[Stated problem] Every record below is to be retyped exactly.
>> START Supplied entries
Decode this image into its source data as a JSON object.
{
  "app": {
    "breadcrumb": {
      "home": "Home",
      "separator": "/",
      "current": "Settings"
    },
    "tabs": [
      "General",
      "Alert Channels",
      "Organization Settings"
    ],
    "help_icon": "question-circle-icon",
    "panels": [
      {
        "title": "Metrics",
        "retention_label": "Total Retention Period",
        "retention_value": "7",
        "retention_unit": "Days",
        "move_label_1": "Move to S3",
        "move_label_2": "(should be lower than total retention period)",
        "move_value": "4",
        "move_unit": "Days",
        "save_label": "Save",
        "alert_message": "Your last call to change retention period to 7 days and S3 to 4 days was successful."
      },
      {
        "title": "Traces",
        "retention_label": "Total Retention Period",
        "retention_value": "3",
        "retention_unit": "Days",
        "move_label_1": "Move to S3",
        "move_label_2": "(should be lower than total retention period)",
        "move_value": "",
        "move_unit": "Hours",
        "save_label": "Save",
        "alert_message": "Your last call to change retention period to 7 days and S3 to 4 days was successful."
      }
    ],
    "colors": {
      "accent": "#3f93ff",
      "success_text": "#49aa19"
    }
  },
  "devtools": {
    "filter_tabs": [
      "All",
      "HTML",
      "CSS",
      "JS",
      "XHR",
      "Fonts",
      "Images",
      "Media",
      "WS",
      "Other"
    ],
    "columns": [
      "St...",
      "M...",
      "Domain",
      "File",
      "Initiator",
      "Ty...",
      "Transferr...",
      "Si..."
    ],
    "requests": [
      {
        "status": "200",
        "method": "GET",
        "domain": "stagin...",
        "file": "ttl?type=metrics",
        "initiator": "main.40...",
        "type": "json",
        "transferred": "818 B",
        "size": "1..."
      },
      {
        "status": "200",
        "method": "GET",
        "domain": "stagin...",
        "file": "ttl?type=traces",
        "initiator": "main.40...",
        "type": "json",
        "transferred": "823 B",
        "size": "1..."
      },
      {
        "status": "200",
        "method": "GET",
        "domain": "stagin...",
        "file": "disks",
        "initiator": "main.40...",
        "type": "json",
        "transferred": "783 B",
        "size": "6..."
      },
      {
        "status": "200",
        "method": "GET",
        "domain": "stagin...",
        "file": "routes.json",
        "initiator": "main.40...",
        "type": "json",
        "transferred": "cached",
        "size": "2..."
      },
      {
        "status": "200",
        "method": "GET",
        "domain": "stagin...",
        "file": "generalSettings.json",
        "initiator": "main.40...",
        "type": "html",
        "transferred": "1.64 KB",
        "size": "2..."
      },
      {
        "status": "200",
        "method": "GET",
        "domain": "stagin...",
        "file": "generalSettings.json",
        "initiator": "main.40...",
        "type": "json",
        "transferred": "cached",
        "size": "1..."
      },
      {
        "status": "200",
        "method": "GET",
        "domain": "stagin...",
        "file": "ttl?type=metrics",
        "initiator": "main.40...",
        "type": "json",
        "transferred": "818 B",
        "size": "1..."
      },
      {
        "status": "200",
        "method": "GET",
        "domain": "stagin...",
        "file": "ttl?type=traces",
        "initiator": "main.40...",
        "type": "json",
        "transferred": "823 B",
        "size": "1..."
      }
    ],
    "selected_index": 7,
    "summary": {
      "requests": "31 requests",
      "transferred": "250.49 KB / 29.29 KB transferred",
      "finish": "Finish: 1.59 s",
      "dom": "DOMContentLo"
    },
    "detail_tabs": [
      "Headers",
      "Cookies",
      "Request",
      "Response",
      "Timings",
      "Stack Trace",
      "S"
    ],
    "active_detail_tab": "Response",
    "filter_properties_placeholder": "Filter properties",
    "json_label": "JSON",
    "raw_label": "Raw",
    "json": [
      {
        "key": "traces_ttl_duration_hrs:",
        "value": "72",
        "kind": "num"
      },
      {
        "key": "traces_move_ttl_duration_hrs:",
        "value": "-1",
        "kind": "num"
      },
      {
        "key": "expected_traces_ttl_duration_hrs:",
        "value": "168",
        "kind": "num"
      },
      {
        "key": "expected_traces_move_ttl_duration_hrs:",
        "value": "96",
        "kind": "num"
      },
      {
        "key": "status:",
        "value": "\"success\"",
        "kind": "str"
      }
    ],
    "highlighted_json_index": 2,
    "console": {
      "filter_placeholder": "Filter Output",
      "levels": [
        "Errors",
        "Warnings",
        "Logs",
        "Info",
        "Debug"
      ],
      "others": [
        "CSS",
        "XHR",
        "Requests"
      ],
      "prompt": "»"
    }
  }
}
>> END Supplied entries
[The output]
Decode this image into its source data as a JSON object.
{
  "app": {
    "breadcrumb": {
      "home": "Home",
      "separator": "/",
      "current": "Settings"
    },
    "tabs": [
      "General",
      "Alert Channels",
      "Organization Settings"
    ],
    "help_icon": "question-circle-icon",
    "panels": [
      {
        "title": "Metrics",
        "retention_label": "Total Retention Period",
        "retention_value": "7",
        "retention_unit": "Days",
        "move_label_1": "Move to S3",
        "move_label_2": "(should be lower than total retention period)",
        "move_value": "4",
        "move_unit": "Days",
        "save_label": "Save",
        "alert_message": "Your last call to change retention period to 7 days and S3 to 4 days was successful."
      },
      {
        "title": "Traces",
        "retention_label": "Total Retention Period",
        "retention_value": "3",
        "retention_unit": "Days",
        "move_label_1": "Move to S3",
        "move_label_2": "(should be lower than total retention period)",
        "move_value": "",
        "move_unit": "Hours",
        "save_label": "Save",
        "alert_message": "Your last call to change retention period to 7 days and S3 to 4 days was successful."
      }
    ],
    "colors": {
      "accent": "#3f93ff",
      "success_text": "#49aa19"
    }
  },
  "devtools": {
    "filter_tabs": [
      "All",
      "HTML",
      "CSS",
      "JS",
      "XHR",
      "Fonts",
      "Images",
      "Media",
      "WS",
      "Other"
    ],
    "columns": [
      "St...",
      "M...",
      "Domain",
      "File",
      "Initiator",
      "Ty...",
      "Transferr...",
      "Si..."
    ],
    "requests": [
      {
        "status": "200",
        "method": "GET",
        "domain": "stagin...",
        "file": "ttl?type=metrics",
        "initiator": "main.40...",
        "type": "json",
        "transferred": "818 B",
        "size": "1..."
      },
      {
        "status": "200",
        "method": "GET",
        "domain": "stagin...",
        "file": "ttl?type=traces",
        "initiator": "main.40...",
        "type": "json",
        "transferred": "823 B",
        "size": "1..."
      },
      {
        "status": "200",
        "method": "GET",
        "domain": "stagin...",
        "file": "disks",
        "initiator": "main.40...",
        "type": "json",
        "transferred": "783 B",
        "size": "6..."
      },
      {
        "status": "200",
        "method": "GET",
        "domain": "stagin...",
        "file": "routes.json",
        "initiator": "main.40...",
        "type": "json",
        "transferred": "cached",
        "size": "2..."
      },
      {
        "status": "200",
        "method": "GET",
        "domain": "stagin...",
        "file": "generalSettings.json",
        "initiator": "main.40...",
        "type": "html",
        "transferred": "1.64 KB",
        "size": "2..."
      },
      {
        "status": "200",
        "method": "GET",
        "domain": "stagin...",
        "file": "generalSettings.json",
        "initiator": "main.40...",
        "type": "json",
        "transferred": "cached",
        "size": "1..."
      },
      {
        "status": "200",
        "method": "GET",
        "domain": "stagin...",
        "file": "ttl?type=metrics",
        "initiator": "main.40...",
        "type": "json",
        "transferred": "818 B",
        "size": "1..."
      },
      {
        "status": "200",
        "method": "GET",
        "domain": "stagin...",
        "file": "ttl?type=traces",
        "initiator": "main.40...",
        "type": "json",
        "transferred": "823 B",
        "size": "1..."
      }
    ],
    "selected_index": 7,
    "summary": {
      "requests": "31 requests",
      "transferred": "250.49 KB / 29.29 KB transferred",
      "finish": "Finish: 1.59 s",
      "dom": "DOMContentLo"
    },
    "detail_tabs": [
      "Headers",
      "Cookies",
      "Request",
      "Response",
      "Timings",
      "Stack Trace",
      "S"
    ],
    "active_detail_tab": "Response",
    "filter_properties_placeholder": "Filter properties",
    "json_label": "JSON",
    "raw_label": "Raw",
    "json": [
      {
        "key": "traces_ttl_duration_hrs:",
        "value": "72",
        "kind": "num"
      },
      {
        "key": "traces_move_ttl_duration_hrs:",
        "value": "-1",
        "kind": "num"
      },
      {
        "key": "expected_traces_ttl_duration_hrs:",
        "value": "168",
        "kind": "num"
      },
      {
        "key": "expected_traces_move_ttl_duration_hrs:",
        "value": "96",
        "kind": "num"
      },
      {
        "key": "status:",
        "value": "\"success\"",
        "kind": "str"
      }
    ],
    "highlighted_json_index": 2,
    "console": {
      "filter_placeholder": "Filter Output",
      "levels": [
        "Errors",
        "Warnings",
        "Logs",
        "Info",
        "Debug"
      ],
      "others": [
        "CSS",
        "XHR",
        "Requests"
      ],
      "prompt": "»"
    }
  }
}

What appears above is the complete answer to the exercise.